• Data records:
((
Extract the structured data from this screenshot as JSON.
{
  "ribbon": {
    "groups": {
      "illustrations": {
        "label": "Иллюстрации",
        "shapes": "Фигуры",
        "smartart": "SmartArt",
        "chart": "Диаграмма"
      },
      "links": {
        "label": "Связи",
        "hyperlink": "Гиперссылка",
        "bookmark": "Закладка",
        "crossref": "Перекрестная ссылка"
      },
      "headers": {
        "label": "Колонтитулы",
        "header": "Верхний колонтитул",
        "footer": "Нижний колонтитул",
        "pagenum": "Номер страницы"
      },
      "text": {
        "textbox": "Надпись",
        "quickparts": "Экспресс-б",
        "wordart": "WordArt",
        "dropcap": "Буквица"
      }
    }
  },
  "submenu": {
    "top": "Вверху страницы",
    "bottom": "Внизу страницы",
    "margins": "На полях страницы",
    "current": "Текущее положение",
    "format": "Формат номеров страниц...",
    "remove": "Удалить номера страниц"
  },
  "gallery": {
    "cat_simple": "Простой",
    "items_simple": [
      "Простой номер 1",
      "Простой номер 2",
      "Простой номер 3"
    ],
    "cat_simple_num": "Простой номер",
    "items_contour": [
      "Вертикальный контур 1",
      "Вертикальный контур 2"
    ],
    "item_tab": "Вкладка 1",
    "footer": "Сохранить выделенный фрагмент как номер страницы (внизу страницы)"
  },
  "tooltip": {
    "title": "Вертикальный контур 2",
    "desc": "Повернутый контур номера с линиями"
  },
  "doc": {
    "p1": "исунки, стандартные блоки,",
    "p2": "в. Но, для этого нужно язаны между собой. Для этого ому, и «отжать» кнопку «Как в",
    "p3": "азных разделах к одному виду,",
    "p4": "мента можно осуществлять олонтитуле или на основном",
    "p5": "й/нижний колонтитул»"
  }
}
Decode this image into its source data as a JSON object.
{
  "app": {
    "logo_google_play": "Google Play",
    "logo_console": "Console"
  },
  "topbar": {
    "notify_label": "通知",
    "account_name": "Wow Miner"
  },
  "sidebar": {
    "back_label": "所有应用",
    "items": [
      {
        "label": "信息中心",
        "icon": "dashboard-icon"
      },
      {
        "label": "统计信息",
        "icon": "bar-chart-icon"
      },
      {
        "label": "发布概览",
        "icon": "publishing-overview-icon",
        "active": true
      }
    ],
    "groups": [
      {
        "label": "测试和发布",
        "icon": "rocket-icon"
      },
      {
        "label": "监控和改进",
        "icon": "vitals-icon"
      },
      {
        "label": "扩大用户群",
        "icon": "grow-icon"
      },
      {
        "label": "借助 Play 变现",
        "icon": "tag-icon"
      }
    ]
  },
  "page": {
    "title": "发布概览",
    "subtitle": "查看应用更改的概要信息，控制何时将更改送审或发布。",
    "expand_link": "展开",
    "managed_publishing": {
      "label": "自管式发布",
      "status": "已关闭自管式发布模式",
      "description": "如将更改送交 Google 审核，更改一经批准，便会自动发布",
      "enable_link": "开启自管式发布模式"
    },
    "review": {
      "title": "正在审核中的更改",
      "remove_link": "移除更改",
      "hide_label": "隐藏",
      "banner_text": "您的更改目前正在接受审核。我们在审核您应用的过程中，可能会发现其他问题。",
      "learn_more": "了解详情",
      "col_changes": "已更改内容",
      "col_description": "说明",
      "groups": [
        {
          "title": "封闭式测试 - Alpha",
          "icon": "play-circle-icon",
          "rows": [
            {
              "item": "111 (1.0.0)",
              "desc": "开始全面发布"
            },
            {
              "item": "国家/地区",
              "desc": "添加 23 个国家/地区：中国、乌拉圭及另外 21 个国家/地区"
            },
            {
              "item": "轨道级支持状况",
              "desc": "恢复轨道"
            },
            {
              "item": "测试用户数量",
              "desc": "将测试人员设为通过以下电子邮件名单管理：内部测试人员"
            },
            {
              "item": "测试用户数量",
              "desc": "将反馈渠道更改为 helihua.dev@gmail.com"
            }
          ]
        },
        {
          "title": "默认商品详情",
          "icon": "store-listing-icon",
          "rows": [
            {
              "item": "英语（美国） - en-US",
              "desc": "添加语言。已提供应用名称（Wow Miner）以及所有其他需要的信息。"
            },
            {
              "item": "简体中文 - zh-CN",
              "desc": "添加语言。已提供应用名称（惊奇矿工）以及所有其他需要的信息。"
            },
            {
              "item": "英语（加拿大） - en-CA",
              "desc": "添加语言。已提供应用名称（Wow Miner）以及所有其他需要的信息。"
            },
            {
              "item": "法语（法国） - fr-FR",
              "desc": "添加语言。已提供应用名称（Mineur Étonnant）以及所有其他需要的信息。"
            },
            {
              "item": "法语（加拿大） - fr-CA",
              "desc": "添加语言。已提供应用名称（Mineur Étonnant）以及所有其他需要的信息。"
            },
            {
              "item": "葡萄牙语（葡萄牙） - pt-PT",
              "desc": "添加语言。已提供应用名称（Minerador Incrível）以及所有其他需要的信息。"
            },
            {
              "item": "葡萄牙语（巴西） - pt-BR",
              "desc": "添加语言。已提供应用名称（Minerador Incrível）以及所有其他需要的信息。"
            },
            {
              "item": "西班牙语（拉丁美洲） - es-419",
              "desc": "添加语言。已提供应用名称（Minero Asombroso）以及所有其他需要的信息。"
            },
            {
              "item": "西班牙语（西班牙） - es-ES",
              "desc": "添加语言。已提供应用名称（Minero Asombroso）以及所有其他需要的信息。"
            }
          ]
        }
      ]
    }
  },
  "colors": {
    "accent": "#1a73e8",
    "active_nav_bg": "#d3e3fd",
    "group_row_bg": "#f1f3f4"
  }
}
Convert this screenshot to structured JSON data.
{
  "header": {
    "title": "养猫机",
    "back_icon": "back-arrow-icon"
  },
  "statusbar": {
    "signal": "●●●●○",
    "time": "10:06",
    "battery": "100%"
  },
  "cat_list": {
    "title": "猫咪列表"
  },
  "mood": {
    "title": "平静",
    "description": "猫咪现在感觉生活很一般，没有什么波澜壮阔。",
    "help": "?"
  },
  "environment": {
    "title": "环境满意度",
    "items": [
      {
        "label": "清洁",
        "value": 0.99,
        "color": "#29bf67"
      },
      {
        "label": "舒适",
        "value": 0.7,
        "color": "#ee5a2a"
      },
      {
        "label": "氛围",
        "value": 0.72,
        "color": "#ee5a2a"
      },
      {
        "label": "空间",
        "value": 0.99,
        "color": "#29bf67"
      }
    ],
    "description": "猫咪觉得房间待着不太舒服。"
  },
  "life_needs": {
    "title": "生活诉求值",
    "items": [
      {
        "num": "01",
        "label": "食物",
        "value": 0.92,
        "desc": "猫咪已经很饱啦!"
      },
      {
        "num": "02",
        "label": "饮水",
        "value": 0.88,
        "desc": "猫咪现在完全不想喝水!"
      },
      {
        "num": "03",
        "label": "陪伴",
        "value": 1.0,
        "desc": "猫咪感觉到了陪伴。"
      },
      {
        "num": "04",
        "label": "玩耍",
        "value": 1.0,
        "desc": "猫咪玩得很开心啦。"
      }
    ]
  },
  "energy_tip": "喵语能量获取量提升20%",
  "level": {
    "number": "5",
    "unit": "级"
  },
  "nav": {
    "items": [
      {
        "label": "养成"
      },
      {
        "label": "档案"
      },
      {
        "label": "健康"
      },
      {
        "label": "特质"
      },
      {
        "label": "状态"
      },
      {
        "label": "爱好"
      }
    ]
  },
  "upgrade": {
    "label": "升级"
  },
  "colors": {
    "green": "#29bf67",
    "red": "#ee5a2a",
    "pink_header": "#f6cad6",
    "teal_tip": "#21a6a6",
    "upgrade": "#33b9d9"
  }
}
))
• Stated problem:
List every line above containing the word "chart".

• Solution below:
        "chart": "Диаграмма"
        "icon": "bar-chart-icon"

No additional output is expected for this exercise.